====== Data extract

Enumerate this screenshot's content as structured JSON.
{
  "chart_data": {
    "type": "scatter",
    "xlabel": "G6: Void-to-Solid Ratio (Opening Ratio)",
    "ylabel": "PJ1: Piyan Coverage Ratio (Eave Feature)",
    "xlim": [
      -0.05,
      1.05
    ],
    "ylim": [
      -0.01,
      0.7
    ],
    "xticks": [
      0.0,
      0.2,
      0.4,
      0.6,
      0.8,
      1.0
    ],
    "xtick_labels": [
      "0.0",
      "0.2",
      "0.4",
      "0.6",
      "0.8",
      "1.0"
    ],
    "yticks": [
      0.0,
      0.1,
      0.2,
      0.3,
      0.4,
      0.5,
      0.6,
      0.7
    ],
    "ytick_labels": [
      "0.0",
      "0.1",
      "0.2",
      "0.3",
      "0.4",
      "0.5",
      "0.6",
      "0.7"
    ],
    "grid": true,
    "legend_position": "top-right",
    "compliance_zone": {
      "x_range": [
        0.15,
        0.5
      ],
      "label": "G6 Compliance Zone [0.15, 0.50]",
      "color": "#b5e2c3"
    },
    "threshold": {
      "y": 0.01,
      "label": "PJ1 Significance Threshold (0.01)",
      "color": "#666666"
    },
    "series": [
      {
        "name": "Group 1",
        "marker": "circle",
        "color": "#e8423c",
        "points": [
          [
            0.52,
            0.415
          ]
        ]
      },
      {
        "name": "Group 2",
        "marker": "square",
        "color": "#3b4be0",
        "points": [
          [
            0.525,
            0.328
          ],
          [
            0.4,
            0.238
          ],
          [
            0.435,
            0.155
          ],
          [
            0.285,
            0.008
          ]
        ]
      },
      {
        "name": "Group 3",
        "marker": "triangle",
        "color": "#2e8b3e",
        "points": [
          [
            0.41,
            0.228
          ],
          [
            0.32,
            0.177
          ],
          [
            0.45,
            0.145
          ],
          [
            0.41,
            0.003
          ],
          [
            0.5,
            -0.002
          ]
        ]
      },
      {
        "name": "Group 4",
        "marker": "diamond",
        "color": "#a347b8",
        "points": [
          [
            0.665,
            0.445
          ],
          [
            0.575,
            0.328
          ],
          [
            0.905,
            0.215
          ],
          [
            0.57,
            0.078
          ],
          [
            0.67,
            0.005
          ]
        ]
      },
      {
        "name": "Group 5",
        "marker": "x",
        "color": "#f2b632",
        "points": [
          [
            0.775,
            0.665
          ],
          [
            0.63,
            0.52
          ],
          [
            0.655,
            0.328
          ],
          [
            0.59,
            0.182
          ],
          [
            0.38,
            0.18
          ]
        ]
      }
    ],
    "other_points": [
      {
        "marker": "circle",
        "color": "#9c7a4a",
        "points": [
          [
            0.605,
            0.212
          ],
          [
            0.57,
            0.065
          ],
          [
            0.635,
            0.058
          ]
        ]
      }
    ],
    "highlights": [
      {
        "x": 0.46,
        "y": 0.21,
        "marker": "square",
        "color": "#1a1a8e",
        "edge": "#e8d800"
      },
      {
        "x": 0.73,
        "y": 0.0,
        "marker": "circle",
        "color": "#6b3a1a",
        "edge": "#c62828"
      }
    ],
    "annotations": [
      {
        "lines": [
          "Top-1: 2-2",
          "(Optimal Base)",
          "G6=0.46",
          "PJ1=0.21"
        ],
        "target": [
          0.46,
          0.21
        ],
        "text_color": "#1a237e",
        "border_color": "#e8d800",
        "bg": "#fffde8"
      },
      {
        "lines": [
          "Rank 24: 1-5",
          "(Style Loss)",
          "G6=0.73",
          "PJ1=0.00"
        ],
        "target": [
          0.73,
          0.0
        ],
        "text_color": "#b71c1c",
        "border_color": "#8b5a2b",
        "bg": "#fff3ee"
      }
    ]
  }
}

============

● Exercise requirements
Write out the complete set of records exactly as given.

● Solution to this exercise
Enumerate this screenshot's content as structured JSON.
{
  "chart_data": {
    "type": "scatter",
    "xlabel": "G6: Void-to-Solid Ratio (Opening Ratio)",
    "ylabel": "PJ1: Piyan Coverage Ratio (Eave Feature)",
    "xlim": [
      -0.05,
      1.05
    ],
    "ylim": [
      -0.01,
      0.7
    ],
    "xticks": [
      0.0,
      0.2,
      0.4,
      0.6,
      0.8,
      1.0
    ],
    "xtick_labels": [
      "0.0",
      "0.2",
      "0.4",
      "0.6",
      "0.8",
      "1.0"
    ],
    "yticks": [
      0.0,
      0.1,
      0.2,
      0.3,
      0.4,
      0.5,
      0.6,
      0.7
    ],
    "ytick_labels": [
      "0.0",
      "0.1",
      "0.2",
      "0.3",
      "0.4",
      "0.5",
      "0.6",
      "0.7"
    ],
    "grid": true,
    "legend_position": "top-right",
    "compliance_zone": {
      "x_range": [
        0.15,
        0.5
      ],
      "label": "G6 Compliance Zone [0.15, 0.50]",
      "color": "#b5e2c3"
    },
    "threshold": {
      "y": 0.01,
      "label": "PJ1 Significance Threshold (0.01)",
      "color": "#666666"
    },
    "series": [
      {
        "name": "Group 1",
        "marker": "circle",
        "color": "#e8423c",
        "points": [
          [
            0.52,
            0.415
          ]
        ]
      },
      {
        "name": "Group 2",
        "marker": "square",
        "color": "#3b4be0",
        "points": [
          [
            0.525,
            0.328
          ],
          [
            0.4,
            0.238
          ],
          [
            0.435,
            0.155
          ],
          [
            0.285,
            0.008
          ]
        ]
      },
      {
        "name": "Group 3",
        "marker": "triangle",
        "color": "#2e8b3e",
        "points": [
          [
            0.41,
            0.228
          ],
          [
            0.32,
            0.177
          ],
          [
            0.45,
            0.145
          ],
          [
            0.41,
            0.003
          ],
          [
            0.5,
            -0.002
          ]
        ]
      },
      {
        "name": "Group 4",
        "marker": "diamond",
        "color": "#a347b8",
        "points": [
          [
            0.665,
            0.445
          ],
          [
            0.575,
            0.328
          ],
          [
            0.905,
            0.215
          ],
          [
            0.57,
            0.078
          ],
          [
            0.67,
            0.005
          ]
        ]
      },
      {
        "name": "Group 5",
        "marker": "x",
        "color": "#f2b632",
        "points": [
          [
            0.775,
            0.665
          ],
          [
            0.63,
            0.52
          ],
          [
            0.655,
            0.328
          ],
          [
            0.59,
            0.182
          ],
          [
            0.38,
            0.18
          ]
        ]
      }
    ],
    "other_points": [
      {
        "marker": "circle",
        "color": "#9c7a4a",
        "points": [
          [
            0.605,
            0.212
          ],
          [
            0.57,
            0.065
          ],
          [
            0.635,
            0.058
          ]
        ]
      }
    ],
    "highlights": [
      {
        "x": 0.46,
        "y": 0.21,
        "marker": "square",
        "color": "#1a1a8e",
        "edge": "#e8d800"
      },
      {
        "x": 0.73,
        "y": 0.0,
        "marker": "circle",
        "color": "#6b3a1a",
        "edge": "#c62828"
      }
    ],
    "annotations": [
      {
        "lines": [
          "Top-1: 2-2",
          "(Optimal Base)",
          "G6=0.46",
          "PJ1=0.21"
        ],
        "target": [
          0.46,
          0.21
        ],
        "text_color": "#1a237e",
        "border_color": "#e8d800",
        "bg": "#fffde8"
      },
      {
        "lines": [
          "Rank 24: 1-5",
          "(Style Loss)",
          "G6=0.73",
          "PJ1=0.00"
        ],
        "target": [
          0.73,
          0.0
        ],
        "text_color": "#b71c1c",
        "border_color": "#8b5a2b",
        "bg": "#fff3ee"
      }
    ]
  }
}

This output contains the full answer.